[What you have to do]: Say how many lines include the word "handle". Reply with nothing but the number.

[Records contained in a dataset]
+===+

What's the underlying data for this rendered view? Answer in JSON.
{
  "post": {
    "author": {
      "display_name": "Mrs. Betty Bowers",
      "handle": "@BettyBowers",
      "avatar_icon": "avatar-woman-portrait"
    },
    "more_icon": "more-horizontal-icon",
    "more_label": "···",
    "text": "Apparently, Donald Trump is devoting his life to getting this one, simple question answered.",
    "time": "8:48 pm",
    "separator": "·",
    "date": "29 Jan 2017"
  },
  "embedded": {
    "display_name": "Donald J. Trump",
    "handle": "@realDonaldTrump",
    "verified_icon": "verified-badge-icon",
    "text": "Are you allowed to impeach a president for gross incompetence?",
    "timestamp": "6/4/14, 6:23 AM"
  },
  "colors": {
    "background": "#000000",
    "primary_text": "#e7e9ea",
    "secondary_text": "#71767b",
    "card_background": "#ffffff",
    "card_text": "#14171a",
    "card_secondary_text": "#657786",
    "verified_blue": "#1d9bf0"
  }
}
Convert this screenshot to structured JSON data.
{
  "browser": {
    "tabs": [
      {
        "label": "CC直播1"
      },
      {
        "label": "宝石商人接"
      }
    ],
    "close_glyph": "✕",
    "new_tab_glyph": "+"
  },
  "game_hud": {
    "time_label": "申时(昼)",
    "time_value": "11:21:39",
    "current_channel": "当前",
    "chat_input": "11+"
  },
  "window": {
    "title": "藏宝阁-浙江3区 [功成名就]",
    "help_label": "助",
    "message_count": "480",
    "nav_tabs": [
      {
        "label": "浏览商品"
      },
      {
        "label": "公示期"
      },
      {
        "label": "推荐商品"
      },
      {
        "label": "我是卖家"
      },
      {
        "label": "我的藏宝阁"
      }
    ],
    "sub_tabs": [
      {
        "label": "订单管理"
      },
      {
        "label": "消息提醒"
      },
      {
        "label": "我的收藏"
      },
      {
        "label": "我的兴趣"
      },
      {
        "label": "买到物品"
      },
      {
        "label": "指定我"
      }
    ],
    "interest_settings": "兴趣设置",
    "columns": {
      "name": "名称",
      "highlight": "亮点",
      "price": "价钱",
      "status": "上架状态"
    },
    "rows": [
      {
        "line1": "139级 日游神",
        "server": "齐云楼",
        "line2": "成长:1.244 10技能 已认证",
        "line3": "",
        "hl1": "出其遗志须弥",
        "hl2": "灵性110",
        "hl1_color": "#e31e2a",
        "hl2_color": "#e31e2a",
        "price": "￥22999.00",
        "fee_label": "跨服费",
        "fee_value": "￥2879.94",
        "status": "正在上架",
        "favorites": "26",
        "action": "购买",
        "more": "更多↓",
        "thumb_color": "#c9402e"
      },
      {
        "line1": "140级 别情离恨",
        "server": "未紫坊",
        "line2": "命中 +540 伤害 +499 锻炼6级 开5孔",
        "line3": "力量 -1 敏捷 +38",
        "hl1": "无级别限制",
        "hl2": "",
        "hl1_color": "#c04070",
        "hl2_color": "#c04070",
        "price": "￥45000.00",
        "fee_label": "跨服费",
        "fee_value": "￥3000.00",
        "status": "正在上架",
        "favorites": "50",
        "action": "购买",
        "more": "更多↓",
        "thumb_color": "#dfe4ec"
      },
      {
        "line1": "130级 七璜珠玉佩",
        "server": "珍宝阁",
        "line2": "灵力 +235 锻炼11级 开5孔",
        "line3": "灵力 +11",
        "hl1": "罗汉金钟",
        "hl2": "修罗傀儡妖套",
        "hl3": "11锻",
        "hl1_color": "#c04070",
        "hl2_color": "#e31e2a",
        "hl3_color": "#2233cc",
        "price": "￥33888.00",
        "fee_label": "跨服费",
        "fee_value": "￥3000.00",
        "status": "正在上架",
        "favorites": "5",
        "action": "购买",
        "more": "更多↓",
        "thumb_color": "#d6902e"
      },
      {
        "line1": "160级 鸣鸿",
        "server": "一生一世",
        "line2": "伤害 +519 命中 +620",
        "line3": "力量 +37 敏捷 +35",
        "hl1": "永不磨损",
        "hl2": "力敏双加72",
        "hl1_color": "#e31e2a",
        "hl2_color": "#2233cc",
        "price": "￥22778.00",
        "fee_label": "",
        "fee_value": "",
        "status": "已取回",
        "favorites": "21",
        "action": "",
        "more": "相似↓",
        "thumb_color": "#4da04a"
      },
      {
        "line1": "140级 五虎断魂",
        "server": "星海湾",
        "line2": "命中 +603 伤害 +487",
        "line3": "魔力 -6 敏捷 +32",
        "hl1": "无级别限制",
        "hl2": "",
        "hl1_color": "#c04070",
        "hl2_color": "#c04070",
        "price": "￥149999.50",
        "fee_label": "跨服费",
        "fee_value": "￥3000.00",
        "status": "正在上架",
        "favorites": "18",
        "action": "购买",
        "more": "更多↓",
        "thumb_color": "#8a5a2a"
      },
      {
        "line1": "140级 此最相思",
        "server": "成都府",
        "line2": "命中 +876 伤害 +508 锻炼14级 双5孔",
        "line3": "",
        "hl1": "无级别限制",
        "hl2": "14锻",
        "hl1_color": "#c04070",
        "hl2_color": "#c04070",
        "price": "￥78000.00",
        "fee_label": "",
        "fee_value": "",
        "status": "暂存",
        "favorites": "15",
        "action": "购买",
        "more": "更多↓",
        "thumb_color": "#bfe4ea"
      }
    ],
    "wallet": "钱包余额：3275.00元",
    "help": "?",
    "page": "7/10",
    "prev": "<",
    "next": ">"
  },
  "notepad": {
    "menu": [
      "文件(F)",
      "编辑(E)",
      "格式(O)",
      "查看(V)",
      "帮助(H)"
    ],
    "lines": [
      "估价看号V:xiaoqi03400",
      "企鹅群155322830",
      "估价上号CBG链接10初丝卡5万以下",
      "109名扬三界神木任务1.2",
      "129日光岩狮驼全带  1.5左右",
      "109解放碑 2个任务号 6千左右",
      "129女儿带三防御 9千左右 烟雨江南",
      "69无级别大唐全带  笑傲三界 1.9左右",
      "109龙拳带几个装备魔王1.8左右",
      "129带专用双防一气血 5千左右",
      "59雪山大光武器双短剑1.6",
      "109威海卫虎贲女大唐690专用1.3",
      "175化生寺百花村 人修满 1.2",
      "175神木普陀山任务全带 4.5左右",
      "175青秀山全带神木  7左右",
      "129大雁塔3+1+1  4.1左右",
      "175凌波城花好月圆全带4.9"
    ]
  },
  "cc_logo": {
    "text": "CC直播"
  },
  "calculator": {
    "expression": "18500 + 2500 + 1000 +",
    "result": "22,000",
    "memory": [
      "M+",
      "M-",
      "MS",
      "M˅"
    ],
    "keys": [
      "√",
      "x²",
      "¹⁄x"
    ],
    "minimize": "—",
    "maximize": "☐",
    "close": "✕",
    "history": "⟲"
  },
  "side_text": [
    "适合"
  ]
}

+===+

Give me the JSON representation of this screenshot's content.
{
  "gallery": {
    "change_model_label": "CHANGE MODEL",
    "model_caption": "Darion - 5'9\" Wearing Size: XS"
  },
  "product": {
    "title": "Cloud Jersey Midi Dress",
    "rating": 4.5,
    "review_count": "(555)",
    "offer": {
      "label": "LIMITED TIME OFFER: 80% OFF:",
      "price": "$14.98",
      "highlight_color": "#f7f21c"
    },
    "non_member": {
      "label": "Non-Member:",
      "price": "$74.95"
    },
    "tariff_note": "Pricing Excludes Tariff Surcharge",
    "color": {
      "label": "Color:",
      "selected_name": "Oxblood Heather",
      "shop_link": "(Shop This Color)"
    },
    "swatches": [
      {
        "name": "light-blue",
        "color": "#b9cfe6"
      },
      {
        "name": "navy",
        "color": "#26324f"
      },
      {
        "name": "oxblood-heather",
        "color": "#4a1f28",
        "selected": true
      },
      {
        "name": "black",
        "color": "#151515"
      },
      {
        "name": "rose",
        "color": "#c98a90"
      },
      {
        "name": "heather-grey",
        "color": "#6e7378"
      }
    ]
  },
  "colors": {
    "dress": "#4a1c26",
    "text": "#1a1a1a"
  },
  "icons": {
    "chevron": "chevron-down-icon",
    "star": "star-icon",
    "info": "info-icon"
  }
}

+===+

[Finished exercise]: 2